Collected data

* Begin *

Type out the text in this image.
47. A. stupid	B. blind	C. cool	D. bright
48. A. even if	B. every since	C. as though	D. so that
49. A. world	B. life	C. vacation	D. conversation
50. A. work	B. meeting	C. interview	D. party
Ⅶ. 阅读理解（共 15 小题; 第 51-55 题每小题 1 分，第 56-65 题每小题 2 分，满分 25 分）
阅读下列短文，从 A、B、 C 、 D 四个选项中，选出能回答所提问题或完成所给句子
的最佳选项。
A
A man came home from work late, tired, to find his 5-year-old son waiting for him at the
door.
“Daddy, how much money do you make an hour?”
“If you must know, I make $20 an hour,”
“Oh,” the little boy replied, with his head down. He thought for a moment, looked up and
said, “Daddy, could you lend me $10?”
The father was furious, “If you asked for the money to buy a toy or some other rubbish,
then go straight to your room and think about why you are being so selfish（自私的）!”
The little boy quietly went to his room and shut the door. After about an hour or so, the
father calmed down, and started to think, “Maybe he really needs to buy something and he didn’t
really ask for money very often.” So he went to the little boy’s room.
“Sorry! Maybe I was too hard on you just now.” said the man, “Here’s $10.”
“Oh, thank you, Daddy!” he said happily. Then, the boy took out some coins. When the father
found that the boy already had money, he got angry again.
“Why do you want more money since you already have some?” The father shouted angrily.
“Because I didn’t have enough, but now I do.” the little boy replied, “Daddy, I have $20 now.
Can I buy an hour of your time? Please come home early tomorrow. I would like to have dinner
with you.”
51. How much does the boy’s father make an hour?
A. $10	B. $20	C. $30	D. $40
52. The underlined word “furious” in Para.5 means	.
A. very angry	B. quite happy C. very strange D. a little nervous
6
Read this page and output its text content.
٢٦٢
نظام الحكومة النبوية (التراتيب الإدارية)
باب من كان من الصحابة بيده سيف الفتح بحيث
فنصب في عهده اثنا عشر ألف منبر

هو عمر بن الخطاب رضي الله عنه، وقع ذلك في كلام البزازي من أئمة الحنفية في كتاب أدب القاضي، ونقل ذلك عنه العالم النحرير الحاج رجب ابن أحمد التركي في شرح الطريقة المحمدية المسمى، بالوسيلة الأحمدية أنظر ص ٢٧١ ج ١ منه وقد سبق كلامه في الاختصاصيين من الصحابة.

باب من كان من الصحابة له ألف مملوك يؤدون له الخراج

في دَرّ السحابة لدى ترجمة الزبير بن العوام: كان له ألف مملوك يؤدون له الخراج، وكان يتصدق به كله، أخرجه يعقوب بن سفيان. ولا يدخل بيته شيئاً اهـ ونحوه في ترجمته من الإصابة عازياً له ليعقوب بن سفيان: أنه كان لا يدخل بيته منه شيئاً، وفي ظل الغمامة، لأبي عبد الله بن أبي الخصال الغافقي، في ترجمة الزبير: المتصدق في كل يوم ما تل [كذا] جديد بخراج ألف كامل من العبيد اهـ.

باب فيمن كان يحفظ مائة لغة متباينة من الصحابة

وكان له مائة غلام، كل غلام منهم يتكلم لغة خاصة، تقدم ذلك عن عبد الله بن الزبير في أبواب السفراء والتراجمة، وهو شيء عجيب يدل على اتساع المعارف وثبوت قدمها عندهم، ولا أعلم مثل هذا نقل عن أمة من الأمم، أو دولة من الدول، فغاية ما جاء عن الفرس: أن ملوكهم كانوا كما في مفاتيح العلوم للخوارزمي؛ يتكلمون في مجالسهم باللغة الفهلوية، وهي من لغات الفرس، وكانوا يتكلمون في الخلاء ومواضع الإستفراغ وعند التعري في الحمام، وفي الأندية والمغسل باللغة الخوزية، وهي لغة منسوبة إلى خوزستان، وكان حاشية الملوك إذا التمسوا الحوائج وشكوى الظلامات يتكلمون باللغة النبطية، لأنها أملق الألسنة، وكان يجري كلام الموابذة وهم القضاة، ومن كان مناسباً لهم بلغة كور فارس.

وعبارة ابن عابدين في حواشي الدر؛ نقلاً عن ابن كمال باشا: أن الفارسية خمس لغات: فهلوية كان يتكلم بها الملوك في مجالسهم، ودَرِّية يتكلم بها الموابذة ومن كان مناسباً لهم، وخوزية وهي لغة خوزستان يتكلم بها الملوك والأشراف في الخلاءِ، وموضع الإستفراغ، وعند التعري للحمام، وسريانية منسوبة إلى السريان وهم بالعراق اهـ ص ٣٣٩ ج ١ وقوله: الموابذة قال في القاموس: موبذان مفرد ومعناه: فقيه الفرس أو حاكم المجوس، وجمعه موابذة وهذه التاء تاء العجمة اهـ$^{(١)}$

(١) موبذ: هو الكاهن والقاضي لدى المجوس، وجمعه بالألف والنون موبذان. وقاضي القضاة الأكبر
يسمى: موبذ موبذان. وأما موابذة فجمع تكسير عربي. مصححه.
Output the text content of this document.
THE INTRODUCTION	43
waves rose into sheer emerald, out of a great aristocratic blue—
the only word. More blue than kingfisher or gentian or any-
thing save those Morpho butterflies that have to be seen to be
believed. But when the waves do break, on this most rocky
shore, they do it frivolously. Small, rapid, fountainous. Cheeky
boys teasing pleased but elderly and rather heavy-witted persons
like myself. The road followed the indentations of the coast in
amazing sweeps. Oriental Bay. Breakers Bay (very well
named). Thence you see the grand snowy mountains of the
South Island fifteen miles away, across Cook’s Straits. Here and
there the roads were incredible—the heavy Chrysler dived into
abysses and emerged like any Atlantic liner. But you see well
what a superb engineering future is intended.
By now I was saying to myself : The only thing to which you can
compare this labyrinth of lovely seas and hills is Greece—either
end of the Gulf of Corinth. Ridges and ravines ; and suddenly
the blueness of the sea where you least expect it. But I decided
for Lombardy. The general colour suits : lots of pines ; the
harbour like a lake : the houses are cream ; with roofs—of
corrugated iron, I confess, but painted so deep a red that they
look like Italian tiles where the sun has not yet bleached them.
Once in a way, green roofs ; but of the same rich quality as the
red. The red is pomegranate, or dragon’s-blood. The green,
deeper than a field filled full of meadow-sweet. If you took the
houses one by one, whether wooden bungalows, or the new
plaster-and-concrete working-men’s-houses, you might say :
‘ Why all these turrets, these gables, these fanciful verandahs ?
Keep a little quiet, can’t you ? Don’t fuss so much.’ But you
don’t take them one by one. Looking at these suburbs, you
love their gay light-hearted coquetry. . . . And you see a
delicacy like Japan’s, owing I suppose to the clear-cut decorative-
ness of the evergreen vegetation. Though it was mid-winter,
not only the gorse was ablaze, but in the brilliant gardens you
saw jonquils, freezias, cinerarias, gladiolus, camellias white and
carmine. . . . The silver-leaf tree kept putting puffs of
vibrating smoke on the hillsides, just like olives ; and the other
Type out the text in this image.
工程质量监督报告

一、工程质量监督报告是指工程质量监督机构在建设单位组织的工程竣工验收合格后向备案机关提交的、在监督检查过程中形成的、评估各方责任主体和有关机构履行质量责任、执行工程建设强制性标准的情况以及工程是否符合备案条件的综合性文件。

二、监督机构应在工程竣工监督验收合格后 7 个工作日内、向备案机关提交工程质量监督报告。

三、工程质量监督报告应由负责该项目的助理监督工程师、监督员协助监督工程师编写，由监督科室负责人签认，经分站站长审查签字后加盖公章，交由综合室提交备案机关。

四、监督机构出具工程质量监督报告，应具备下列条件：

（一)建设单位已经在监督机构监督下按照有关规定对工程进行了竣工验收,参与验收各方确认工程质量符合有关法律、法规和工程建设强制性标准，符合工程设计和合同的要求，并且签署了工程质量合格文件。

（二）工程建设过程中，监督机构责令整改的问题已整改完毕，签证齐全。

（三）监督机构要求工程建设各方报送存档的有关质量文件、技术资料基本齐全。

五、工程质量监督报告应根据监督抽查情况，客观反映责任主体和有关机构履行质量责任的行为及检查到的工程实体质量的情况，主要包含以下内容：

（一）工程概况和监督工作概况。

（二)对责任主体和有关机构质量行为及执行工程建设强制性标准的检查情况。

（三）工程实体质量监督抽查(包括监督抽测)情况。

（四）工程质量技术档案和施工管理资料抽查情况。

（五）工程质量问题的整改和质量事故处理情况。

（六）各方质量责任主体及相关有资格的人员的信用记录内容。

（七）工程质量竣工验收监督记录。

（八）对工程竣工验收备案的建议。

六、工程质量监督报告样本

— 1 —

* End *

= WHAT THE EXERCISE ASKS =
Each line that holds the word "furious" is to be copied.

= WRITTEN SOLUTION =
The father was furious, “If you asked for the money to buy a toy or some other rubbish,
52. The underlined word “furious” in Para.5 means	.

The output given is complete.